— THE INPUT —
☆ ☆ ☆ ☆ ☆ ☆ ☆

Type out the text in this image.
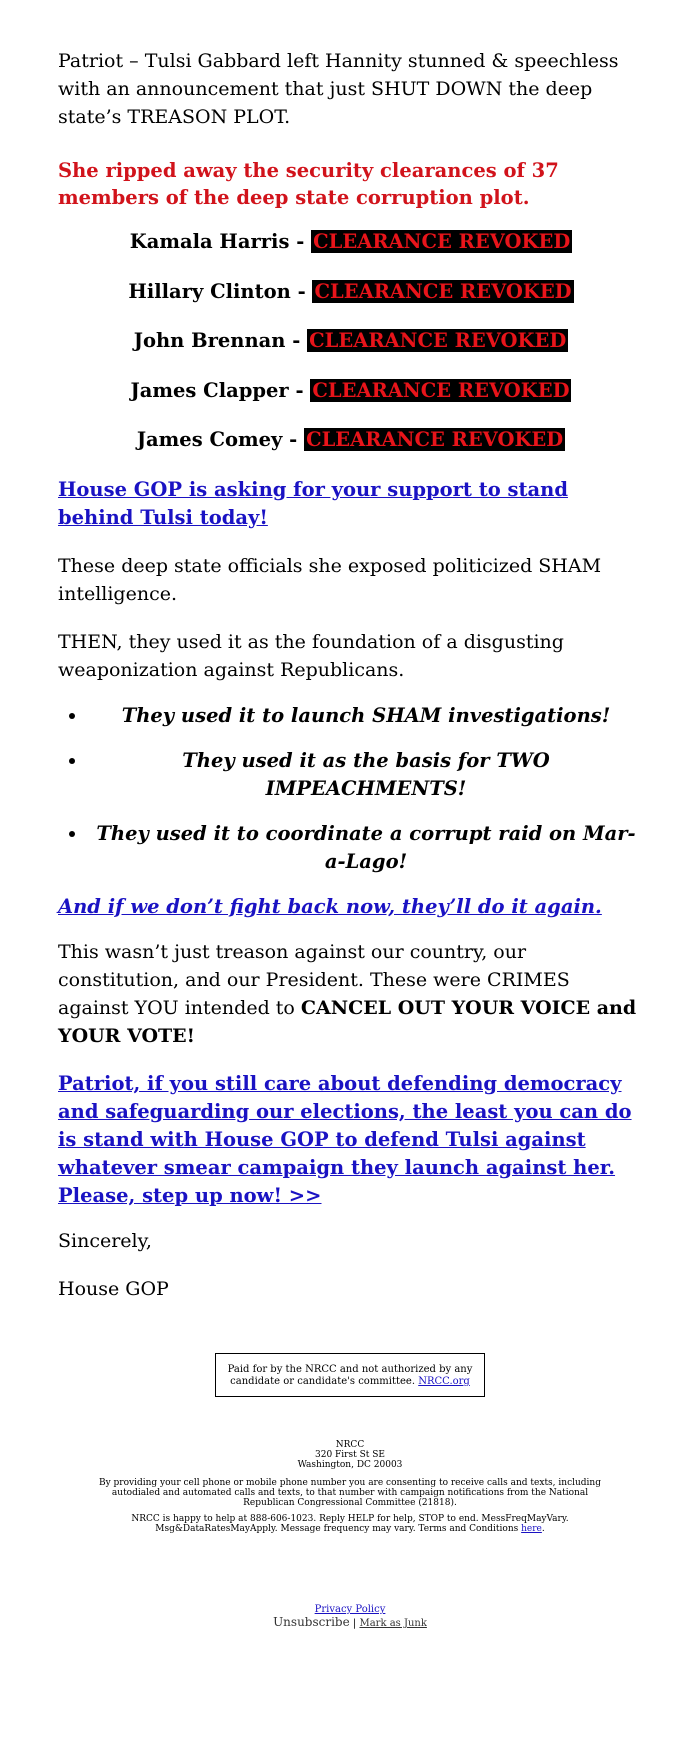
Patriot – Tulsi Gabbard left Hannity stunned & speechless with an announcement that just SHUT DOWN the deep state’s TREASON PLOT.

She ripped away the security clearances of 37 members of the deep state corruption plot.

Kamala Harris - CLEARANCE REVOKED
Hillary Clinton - CLEARANCE REVOKED
John Brennan - CLEARANCE REVOKED
James Clapper - CLEARANCE REVOKED
James Comey - CLEARANCE REVOKED

House GOP is asking for your support to stand behind Tulsi today!

These deep state officials she exposed politicized SHAM intelligence.

THEN, they used it as the foundation of a disgusting weaponization against Republicans.

• They used it to launch SHAM investigations!
• They used it as the basis for TWO IMPEACHMENTS!
• They used it to coordinate a corrupt raid on Mar-a-Lago!

And if we don’t fight back now, they’ll do it again.

This wasn’t just treason against our country, our constitution, and our President. These were CRIMES against YOU intended to CANCEL OUT YOUR VOICE and YOUR VOTE!

Patriot, if you still care about defending democracy and safeguarding our elections, the least you can do is stand with House GOP to defend Tulsi against whatever smear campaign they launch against her. Please, step up now! >>

Sincerely,

House GOP

Paid for by the NRCC and not authorized by any candidate or candidate's committee. NRCC.org
NRCC
320 First St SE
Washington, DC 20003
By providing your cell phone or mobile phone number you are consenting to receive calls and texts, including autodialed and automated calls and texts, to that number with campaign notifications from the National Republican Congressional Committee (21818).
NRCC is happy to help at 888-606-1023. Reply HELP for help, STOP to end. MessFreqMayVary. Msg&DataRatesMayApply. Message frequency may vary. Terms and Conditions here.
Privacy Policy
Unsubscribe | Mark as Junk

☆ ☆ ☆ ☆ ☆ ☆ ☆

— WHAT IS REQUIRED —
All of the entries above should be copied exactly, except for the pictures.

— THE SOLUTION —
Type out the text in this image.
Patriot – Tulsi Gabbard left Hannity stunned & speechless with an announcement that just SHUT DOWN the deep state’s TREASON PLOT.

She ripped away the security clearances of 37 members of the deep state corruption plot.

Kamala Harris - CLEARANCE REVOKED
Hillary Clinton - CLEARANCE REVOKED
John Brennan - CLEARANCE REVOKED
James Clapper - CLEARANCE REVOKED
James Comey - CLEARANCE REVOKED

House GOP is asking for your support to stand behind Tulsi today!

These deep state officials she exposed politicized SHAM intelligence.

THEN, they used it as the foundation of a disgusting weaponization against Republicans.

• They used it to launch SHAM investigations!
• They used it as the basis for TWO IMPEACHMENTS!
• They used it to coordinate a corrupt raid on Mar-a-Lago!

And if we don’t fight back now, they’ll do it again.

This wasn’t just treason against our country, our constitution, and our President. These were CRIMES against YOU intended to CANCEL OUT YOUR VOICE and YOUR VOTE!

Patriot, if you still care about defending democracy and safeguarding our elections, the least you can do is stand with House GOP to defend Tulsi against whatever smear campaign they launch against her. Please, step up now! >>

Sincerely,

House GOP

Paid for by the NRCC and not authorized by any candidate or candidate's committee. NRCC.org
NRCC
320 First St SE
Washington, DC 20003
By providing your cell phone or mobile phone number you are consenting to receive calls and texts, including autodialed and automated calls and texts, to that number with campaign notifications from the National Republican Congressional Committee (21818).
NRCC is happy to help at 888-606-1023. Reply HELP for help, STOP to end. MessFreqMayVary. Msg&DataRatesMayApply. Message frequency may vary. Terms and Conditions here.
Privacy Policy
Unsubscribe | Mark as Junk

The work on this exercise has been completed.